Stored items

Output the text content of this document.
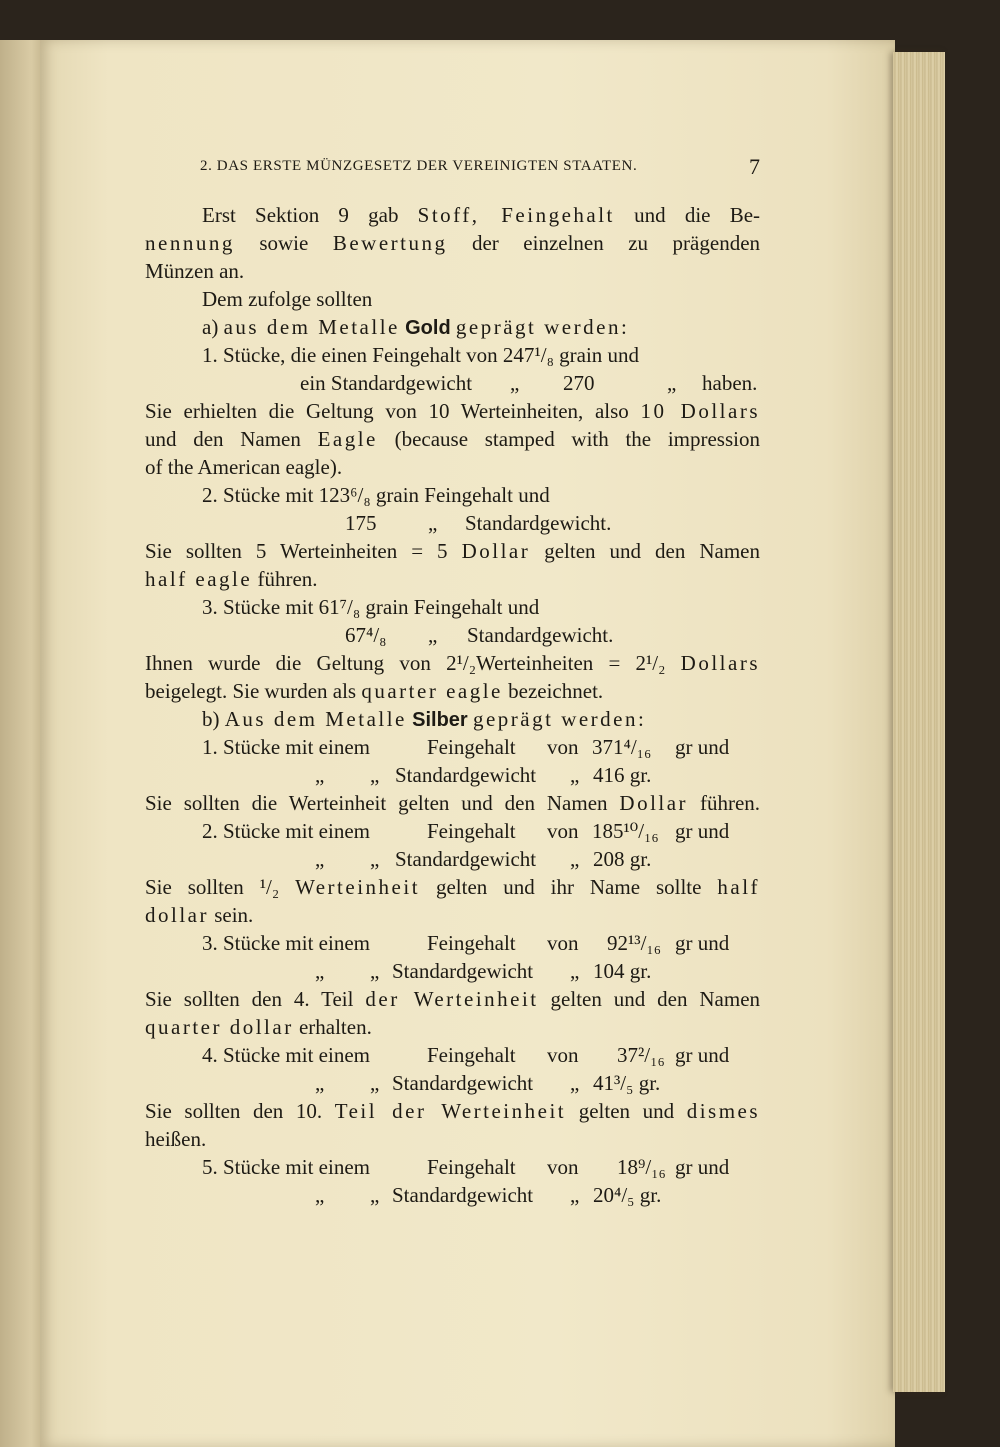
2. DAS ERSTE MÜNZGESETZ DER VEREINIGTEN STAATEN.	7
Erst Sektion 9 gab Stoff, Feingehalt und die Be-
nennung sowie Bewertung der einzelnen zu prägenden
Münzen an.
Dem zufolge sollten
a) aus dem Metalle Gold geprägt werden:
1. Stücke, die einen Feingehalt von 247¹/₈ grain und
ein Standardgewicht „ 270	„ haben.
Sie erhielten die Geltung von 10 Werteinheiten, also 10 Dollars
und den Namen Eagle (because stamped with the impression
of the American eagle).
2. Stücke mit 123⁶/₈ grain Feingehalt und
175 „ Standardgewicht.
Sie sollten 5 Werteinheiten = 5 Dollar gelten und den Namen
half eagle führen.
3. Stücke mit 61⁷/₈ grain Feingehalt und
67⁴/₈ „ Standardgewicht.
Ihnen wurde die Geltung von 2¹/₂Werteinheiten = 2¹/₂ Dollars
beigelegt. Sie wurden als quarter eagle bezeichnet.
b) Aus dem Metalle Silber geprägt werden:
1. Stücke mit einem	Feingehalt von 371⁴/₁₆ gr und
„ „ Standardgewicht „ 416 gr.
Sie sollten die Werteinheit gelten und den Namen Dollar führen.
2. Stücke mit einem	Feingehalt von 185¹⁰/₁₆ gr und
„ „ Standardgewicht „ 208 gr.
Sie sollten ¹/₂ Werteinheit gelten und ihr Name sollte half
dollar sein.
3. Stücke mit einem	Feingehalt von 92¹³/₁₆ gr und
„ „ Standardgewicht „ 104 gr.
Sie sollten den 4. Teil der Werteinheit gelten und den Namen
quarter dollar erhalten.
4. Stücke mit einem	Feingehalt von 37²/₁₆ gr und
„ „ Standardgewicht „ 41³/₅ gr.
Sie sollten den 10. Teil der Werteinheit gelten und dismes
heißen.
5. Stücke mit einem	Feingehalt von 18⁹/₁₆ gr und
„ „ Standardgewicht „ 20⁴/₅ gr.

==

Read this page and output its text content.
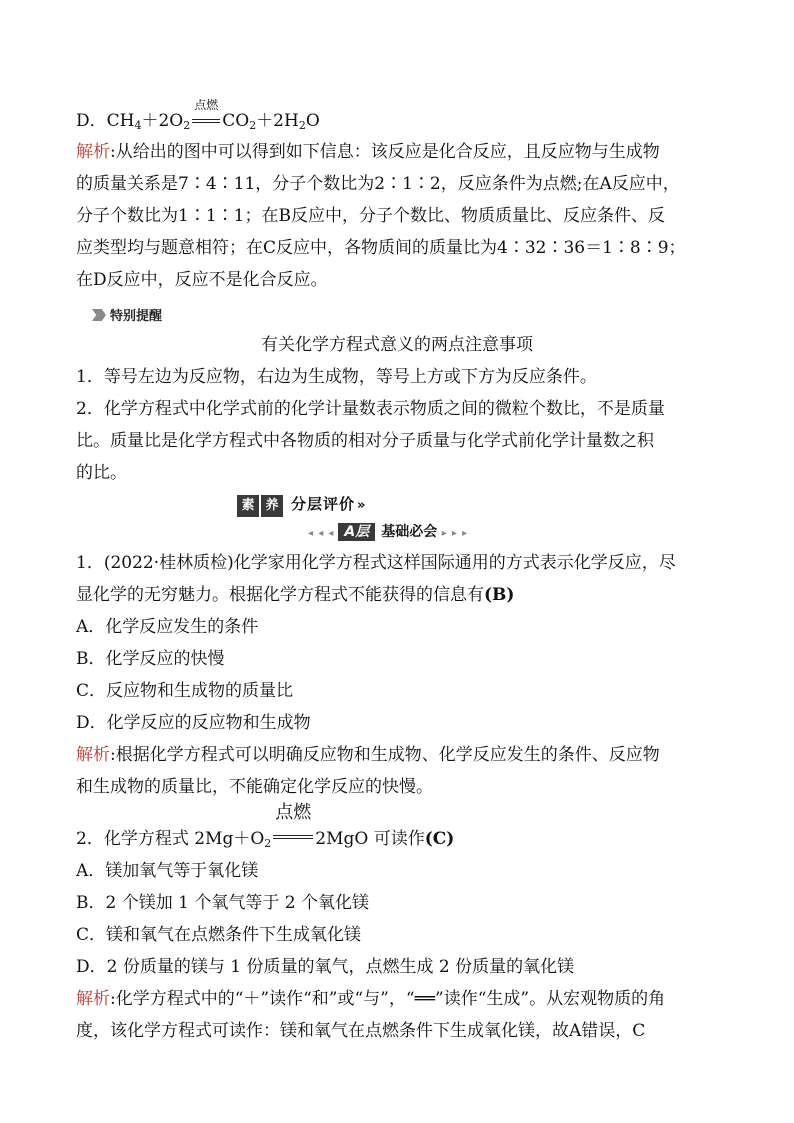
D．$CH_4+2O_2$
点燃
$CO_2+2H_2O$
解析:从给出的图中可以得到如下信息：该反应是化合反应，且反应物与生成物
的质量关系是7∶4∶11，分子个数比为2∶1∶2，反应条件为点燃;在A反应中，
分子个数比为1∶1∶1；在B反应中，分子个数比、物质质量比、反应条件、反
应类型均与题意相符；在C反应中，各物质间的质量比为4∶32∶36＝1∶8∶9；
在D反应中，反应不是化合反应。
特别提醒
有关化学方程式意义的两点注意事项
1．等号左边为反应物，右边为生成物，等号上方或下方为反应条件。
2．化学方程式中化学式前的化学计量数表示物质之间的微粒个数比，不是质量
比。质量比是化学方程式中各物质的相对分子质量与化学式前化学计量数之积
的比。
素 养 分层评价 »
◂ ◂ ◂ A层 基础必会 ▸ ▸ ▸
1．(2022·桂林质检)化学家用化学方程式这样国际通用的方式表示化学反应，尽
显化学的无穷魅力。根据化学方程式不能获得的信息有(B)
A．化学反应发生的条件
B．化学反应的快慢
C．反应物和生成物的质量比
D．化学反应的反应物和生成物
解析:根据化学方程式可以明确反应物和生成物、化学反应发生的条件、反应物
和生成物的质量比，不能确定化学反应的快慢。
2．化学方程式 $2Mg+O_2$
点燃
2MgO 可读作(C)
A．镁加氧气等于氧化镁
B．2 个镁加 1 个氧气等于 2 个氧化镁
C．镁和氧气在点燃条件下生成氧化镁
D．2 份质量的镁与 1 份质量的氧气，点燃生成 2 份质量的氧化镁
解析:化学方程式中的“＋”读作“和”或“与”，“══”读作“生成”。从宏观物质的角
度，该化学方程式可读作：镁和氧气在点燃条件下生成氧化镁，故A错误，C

* **Directive**: Show all lines in the entries above where the word "Geltung" appears.

* **Complete output**:
Sie erhielten die Geltung von 10 Werteinheiten, also 10 Dollars
Ihnen wurde die Geltung von 2¹/₂Werteinheiten = 2¹/₂ Dollars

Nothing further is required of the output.